* Your instructions
Repeat each record below exactly as given.

#### Extracted data

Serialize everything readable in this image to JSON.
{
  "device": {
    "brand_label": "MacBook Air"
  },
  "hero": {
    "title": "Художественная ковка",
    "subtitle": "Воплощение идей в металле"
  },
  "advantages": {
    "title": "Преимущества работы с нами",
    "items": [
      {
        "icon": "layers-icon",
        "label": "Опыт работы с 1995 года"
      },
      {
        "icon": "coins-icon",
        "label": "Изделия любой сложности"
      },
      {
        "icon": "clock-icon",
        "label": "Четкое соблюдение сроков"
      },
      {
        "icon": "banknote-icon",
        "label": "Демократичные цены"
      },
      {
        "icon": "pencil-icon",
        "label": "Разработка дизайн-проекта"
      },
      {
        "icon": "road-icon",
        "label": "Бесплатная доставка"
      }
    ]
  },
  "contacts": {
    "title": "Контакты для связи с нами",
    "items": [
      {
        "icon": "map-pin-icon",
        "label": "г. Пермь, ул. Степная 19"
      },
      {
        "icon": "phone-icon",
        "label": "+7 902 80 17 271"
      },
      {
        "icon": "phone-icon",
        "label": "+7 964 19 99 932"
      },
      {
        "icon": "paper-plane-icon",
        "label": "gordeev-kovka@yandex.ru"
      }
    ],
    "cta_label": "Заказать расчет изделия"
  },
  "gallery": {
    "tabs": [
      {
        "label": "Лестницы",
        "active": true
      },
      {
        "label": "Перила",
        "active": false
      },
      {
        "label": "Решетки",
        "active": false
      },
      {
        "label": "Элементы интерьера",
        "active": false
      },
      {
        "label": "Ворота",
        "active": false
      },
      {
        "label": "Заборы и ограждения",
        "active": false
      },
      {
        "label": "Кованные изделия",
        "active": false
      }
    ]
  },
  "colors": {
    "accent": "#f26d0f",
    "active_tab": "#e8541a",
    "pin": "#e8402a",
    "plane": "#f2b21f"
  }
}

########

* Answer for this exercise
Serialize everything readable in this image to JSON.
{
  "device": {
    "brand_label": "MacBook Air"
  },
  "hero": {
    "title": "Художественная ковка",
    "subtitle": "Воплощение идей в металле"
  },
  "advantages": {
    "title": "Преимущества работы с нами",
    "items": [
      {
        "icon": "layers-icon",
        "label": "Опыт работы с 1995 года"
      },
      {
        "icon": "coins-icon",
        "label": "Изделия любой сложности"
      },
      {
        "icon": "clock-icon",
        "label": "Четкое соблюдение сроков"
      },
      {
        "icon": "banknote-icon",
        "label": "Демократичные цены"
      },
      {
        "icon": "pencil-icon",
        "label": "Разработка дизайн-проекта"
      },
      {
        "icon": "road-icon",
        "label": "Бесплатная доставка"
      }
    ]
  },
  "contacts": {
    "title": "Контакты для связи с нами",
    "items": [
      {
        "icon": "map-pin-icon",
        "label": "г. Пермь, ул. Степная 19"
      },
      {
        "icon": "phone-icon",
        "label": "+7 902 80 17 271"
      },
      {
        "icon": "phone-icon",
        "label": "+7 964 19 99 932"
      },
      {
        "icon": "paper-plane-icon",
        "label": "gordeev-kovka@yandex.ru"
      }
    ],
    "cta_label": "Заказать расчет изделия"
  },
  "gallery": {
    "tabs": [
      {
        "label": "Лестницы",
        "active": true
      },
      {
        "label": "Перила",
        "active": false
      },
      {
        "label": "Решетки",
        "active": false
      },
      {
        "label": "Элементы интерьера",
        "active": false
      },
      {
        "label": "Ворота",
        "active": false
      },
      {
        "label": "Заборы и ограждения",
        "active": false
      },
      {
        "label": "Кованные изделия",
        "active": false
      }
    ]
  },
  "colors": {
    "accent": "#f26d0f",
    "active_tab": "#e8541a",
    "pin": "#e8402a",
    "plane": "#f2b21f"
  }
}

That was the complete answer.